=== Given data ===

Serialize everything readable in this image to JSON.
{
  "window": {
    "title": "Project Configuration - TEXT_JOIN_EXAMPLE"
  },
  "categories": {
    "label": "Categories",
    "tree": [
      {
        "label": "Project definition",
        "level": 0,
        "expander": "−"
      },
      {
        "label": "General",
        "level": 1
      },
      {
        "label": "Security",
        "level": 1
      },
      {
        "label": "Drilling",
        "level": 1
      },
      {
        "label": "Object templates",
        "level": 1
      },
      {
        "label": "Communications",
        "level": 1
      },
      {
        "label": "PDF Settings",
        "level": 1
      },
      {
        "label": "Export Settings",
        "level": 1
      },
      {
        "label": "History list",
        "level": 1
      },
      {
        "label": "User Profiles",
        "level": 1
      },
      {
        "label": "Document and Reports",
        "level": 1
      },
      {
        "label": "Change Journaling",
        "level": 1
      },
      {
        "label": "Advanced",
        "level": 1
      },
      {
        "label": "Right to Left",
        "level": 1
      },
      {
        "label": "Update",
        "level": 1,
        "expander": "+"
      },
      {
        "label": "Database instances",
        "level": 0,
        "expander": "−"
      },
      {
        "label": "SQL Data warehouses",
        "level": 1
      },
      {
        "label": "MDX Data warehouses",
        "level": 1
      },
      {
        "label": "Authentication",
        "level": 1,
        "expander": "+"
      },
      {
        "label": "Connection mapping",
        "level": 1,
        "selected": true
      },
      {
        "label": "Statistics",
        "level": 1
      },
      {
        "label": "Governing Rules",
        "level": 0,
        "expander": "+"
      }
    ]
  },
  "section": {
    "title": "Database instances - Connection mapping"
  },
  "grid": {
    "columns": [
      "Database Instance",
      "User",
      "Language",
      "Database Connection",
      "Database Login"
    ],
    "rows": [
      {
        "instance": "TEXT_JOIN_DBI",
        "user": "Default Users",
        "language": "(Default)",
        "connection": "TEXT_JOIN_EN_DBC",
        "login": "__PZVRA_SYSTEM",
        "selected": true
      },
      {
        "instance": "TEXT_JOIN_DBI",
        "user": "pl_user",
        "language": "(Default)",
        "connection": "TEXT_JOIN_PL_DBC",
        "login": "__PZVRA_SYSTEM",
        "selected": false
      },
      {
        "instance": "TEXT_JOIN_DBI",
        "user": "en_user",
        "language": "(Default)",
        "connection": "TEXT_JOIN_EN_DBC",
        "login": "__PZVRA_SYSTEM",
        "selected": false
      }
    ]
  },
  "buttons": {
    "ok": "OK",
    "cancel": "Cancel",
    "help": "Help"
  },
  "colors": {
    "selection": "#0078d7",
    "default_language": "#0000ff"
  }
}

===

Go through the listing above and locate each line that holds the word "warehouses". Copy those lines.

        "label": "SQL Data warehouses",
        "label": "MDX Data warehouses",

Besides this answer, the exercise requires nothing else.